ENTRIES SHOWN:
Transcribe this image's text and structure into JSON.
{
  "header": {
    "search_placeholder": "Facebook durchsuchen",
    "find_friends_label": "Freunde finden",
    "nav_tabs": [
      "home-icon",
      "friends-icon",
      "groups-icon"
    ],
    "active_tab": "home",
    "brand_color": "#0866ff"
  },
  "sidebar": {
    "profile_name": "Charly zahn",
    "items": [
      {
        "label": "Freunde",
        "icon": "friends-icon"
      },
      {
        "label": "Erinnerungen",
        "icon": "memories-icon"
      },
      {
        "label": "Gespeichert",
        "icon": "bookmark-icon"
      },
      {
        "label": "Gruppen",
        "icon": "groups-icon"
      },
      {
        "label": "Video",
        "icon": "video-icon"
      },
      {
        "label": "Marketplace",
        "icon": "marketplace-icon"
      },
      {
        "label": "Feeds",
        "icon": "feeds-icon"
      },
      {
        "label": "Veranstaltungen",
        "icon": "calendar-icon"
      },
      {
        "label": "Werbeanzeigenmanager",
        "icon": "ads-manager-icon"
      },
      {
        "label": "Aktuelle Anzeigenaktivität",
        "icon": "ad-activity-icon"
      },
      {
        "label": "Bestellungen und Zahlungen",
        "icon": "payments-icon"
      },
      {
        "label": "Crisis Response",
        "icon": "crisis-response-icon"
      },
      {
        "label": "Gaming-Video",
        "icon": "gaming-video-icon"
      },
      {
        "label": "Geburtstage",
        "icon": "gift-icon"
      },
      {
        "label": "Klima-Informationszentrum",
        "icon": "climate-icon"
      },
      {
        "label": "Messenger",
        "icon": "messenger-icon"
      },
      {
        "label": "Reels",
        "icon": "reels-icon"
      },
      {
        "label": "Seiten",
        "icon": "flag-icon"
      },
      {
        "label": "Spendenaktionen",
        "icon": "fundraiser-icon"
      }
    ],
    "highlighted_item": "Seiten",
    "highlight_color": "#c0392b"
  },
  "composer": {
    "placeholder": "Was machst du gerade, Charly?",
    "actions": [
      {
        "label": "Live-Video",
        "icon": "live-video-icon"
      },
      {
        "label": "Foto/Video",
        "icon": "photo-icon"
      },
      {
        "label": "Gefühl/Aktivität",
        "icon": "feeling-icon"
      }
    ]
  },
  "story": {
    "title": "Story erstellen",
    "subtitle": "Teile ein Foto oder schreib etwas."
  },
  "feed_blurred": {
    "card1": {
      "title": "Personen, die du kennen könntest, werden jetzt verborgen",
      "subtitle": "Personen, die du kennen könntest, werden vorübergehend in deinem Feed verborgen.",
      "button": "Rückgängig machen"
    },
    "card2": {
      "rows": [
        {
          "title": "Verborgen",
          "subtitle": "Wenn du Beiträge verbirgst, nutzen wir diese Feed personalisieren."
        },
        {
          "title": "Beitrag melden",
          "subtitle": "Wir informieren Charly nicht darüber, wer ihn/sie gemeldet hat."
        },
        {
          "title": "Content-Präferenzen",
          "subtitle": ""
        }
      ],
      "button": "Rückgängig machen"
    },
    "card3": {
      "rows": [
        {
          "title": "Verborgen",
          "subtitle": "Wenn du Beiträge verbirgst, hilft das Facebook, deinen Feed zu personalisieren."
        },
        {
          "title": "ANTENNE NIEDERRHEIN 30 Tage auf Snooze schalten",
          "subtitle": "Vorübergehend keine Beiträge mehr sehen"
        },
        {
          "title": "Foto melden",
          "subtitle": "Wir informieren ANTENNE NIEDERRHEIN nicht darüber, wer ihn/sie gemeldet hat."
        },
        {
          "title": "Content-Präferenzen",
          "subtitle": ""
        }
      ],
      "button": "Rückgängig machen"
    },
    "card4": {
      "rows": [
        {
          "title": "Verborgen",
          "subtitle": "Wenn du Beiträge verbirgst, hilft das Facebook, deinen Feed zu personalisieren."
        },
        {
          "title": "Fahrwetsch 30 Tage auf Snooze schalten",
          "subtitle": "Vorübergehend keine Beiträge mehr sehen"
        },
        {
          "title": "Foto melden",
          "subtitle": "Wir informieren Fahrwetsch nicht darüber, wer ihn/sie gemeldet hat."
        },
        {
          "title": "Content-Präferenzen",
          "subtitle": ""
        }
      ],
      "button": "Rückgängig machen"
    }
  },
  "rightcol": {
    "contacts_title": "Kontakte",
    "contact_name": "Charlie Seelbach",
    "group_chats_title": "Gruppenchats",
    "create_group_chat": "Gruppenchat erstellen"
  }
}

SET TASK: What is the number of lines in this material that hold the string "ANTENNE"? Answer with that number only.

RESPONSE FOR THIS EXERCISE: 2